=== What to work on ===
Select from the records below every line that has the word "много" in it.

(A block of data)
+--
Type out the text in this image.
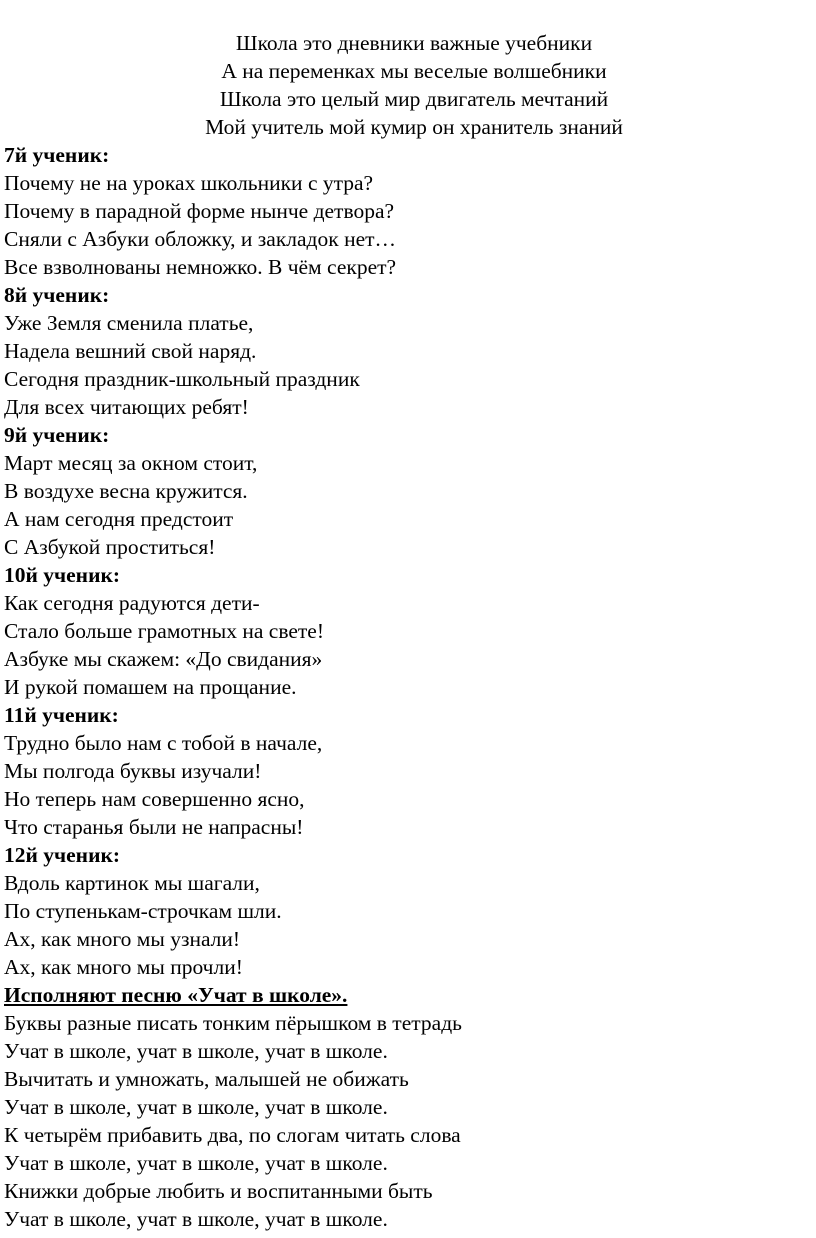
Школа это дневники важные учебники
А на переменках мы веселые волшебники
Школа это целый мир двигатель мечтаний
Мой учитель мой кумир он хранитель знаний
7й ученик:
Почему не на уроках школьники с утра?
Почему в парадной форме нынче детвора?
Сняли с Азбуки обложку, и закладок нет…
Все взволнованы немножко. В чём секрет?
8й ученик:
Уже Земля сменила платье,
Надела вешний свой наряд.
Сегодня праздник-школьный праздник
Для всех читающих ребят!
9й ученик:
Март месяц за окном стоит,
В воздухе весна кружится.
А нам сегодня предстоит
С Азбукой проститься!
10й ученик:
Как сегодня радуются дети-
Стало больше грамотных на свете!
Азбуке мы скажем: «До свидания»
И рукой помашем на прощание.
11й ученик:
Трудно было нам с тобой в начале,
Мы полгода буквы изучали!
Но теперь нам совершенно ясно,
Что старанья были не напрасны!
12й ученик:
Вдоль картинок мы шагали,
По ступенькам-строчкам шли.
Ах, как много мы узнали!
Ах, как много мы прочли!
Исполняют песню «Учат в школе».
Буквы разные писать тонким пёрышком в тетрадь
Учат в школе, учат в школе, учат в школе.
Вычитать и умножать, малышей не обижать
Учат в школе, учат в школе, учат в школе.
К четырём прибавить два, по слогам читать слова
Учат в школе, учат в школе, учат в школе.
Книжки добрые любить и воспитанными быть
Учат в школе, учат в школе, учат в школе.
+--
=== Output for this exercise ===
Ах, как много мы узнали!
Ах, как много мы прочли!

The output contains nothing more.